__Your objective__:
Find and copy every line in the records that includes the string "eines".
****************************************
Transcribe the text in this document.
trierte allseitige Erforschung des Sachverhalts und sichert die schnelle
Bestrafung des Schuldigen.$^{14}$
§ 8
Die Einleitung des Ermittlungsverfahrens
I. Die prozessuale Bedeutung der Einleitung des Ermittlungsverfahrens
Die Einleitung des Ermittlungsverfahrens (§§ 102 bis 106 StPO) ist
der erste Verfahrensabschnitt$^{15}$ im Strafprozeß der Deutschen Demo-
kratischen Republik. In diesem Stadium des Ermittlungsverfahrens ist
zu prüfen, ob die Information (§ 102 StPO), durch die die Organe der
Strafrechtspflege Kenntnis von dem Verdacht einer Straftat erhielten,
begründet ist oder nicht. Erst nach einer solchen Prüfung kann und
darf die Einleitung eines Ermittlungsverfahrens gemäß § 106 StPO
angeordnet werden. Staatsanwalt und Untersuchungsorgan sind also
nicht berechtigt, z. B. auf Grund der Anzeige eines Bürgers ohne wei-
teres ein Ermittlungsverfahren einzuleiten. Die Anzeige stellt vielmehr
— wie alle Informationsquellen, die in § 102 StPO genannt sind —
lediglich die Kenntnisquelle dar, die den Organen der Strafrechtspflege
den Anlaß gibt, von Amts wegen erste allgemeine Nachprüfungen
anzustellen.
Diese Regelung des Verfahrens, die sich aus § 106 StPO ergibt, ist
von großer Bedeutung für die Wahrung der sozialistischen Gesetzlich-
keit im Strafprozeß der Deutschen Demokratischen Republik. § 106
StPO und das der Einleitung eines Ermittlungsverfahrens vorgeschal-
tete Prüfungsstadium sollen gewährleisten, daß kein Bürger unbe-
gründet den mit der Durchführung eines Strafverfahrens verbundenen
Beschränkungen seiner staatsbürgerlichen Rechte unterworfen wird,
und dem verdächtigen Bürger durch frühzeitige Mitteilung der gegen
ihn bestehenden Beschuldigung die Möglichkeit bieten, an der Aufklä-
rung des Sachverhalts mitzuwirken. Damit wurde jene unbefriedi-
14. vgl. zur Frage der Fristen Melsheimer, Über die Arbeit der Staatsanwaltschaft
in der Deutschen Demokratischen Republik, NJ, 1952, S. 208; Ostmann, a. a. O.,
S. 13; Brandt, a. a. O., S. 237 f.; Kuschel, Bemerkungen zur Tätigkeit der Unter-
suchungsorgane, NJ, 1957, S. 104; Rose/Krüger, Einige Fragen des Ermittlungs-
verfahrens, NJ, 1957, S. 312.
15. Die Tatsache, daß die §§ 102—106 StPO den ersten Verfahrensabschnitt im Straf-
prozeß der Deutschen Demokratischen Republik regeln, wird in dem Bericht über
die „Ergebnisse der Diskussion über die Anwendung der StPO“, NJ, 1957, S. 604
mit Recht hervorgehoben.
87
****************************************
__Response to the exercise__:
darf die Einleitung eines Ermittlungsverfahrens gemäß § 106 StPO
nicht berechtigt, z. B. auf Grund der Anzeige eines Bürgers ohne wei-
StPO und das der Einleitung eines Ermittlungsverfahrens vorgeschal-
gründet den mit der Durchführung eines Strafverfahrens verbundenen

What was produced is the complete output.